## START

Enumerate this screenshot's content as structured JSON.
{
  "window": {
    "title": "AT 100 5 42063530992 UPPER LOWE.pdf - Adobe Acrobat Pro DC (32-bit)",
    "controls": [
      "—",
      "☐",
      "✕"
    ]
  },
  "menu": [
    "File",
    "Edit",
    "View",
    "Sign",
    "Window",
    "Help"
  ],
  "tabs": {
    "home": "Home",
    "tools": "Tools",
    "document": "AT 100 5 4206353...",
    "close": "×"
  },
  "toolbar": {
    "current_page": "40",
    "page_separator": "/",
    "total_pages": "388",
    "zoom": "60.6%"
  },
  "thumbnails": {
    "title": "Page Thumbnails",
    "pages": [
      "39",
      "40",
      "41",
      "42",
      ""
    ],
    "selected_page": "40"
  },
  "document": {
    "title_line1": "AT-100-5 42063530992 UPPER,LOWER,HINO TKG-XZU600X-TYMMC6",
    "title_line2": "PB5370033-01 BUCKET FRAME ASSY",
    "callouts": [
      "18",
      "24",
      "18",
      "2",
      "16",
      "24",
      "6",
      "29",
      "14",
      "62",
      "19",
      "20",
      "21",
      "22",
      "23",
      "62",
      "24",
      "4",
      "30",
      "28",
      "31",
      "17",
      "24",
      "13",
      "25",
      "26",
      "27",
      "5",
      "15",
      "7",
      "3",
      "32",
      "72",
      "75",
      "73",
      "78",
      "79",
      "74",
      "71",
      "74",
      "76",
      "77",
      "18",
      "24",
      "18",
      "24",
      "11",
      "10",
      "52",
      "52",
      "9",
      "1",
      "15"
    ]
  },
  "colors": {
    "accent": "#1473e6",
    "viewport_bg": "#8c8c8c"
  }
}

## END

WHAT NEEDS TO BE DONE: Restate the listing in full, word for word.

THE RESULT:
Enumerate this screenshot's content as structured JSON.
{
  "window": {
    "title": "AT 100 5 42063530992 UPPER LOWE.pdf - Adobe Acrobat Pro DC (32-bit)",
    "controls": [
      "—",
      "☐",
      "✕"
    ]
  },
  "menu": [
    "File",
    "Edit",
    "View",
    "Sign",
    "Window",
    "Help"
  ],
  "tabs": {
    "home": "Home",
    "tools": "Tools",
    "document": "AT 100 5 4206353...",
    "close": "×"
  },
  "toolbar": {
    "current_page": "40",
    "page_separator": "/",
    "total_pages": "388",
    "zoom": "60.6%"
  },
  "thumbnails": {
    "title": "Page Thumbnails",
    "pages": [
      "39",
      "40",
      "41",
      "42",
      ""
    ],
    "selected_page": "40"
  },
  "document": {
    "title_line1": "AT-100-5 42063530992 UPPER,LOWER,HINO TKG-XZU600X-TYMMC6",
    "title_line2": "PB5370033-01 BUCKET FRAME ASSY",
    "callouts": [
      "18",
      "24",
      "18",
      "2",
      "16",
      "24",
      "6",
      "29",
      "14",
      "62",
      "19",
      "20",
      "21",
      "22",
      "23",
      "62",
      "24",
      "4",
      "30",
      "28",
      "31",
      "17",
      "24",
      "13",
      "25",
      "26",
      "27",
      "5",
      "15",
      "7",
      "3",
      "32",
      "72",
      "75",
      "73",
      "78",
      "79",
      "74",
      "71",
      "74",
      "76",
      "77",
      "18",
      "24",
      "18",
      "24",
      "11",
      "10",
      "52",
      "52",
      "9",
      "1",
      "15"
    ]
  },
  "colors": {
    "accent": "#1473e6",
    "viewport_bg": "#8c8c8c"
  }
}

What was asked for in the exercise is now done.